• Dataset content:

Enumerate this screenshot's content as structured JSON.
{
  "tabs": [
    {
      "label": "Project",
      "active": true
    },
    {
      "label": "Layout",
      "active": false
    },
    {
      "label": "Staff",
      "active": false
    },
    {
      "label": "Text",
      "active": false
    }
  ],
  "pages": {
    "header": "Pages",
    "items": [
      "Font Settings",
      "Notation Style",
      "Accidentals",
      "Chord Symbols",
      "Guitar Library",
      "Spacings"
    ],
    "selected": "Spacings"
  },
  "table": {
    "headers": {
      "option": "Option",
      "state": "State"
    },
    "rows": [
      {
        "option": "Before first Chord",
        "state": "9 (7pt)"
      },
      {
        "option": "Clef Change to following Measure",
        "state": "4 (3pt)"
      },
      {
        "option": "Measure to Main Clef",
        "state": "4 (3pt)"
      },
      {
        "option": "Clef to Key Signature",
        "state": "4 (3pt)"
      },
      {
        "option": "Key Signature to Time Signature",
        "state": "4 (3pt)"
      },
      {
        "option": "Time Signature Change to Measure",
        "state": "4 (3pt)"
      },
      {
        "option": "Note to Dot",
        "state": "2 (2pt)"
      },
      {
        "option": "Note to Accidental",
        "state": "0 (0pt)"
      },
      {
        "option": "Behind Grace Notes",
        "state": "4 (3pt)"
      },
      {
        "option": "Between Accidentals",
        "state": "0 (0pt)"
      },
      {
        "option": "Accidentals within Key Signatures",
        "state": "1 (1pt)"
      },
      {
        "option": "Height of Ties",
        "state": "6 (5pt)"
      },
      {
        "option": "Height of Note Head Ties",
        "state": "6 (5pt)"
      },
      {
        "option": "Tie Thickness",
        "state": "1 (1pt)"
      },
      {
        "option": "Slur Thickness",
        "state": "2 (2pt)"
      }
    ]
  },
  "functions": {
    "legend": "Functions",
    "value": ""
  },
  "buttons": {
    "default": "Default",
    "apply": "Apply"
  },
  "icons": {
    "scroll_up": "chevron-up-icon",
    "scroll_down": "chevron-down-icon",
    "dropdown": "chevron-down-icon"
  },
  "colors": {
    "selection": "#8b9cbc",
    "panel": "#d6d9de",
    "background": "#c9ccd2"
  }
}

• What is expected: Give only the count of lines in this material that contain the string "Clef".

• Exercise solution: 3